→ **Task goal**:
Look through the data and write out every line with the word "year" in it.

→ **Records for the task**:

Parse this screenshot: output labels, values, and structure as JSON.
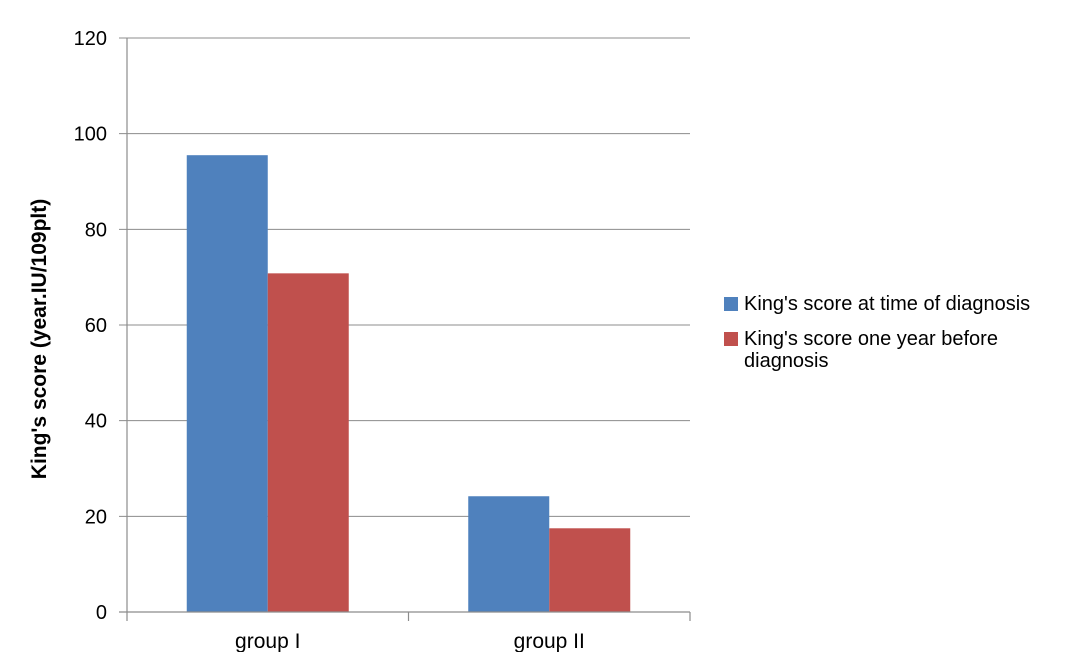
{
  "chart_data": {
    "type": "bar",
    "categories": [
      "group I",
      "group II"
    ],
    "series": [
      {
        "name": "King's score at time of diagnosis",
        "values": [
          95.5,
          24.2
        ],
        "color": "#4F81BD"
      },
      {
        "name": "King's score one year before diagnosis",
        "values": [
          70.8,
          17.5
        ],
        "color": "#C0504D"
      }
    ],
    "xlabel": "",
    "ylabel": "King's score (year.IU/109plt)",
    "ylim": [
      0,
      120
    ],
    "yticks": [
      0,
      20,
      40,
      60,
      80,
      100,
      120
    ],
    "grid": true,
    "legend_position": "right",
    "legend_lines": [
      [
        "King's score at time of diagnosis"
      ],
      [
        "King's score one year before",
        "diagnosis"
      ]
    ]
  }
}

→ **Result of this exercise**:
        "name": "King's score one year before diagnosis",
    "ylabel": "King's score (year.IU/109plt)",
        "King's score one year before",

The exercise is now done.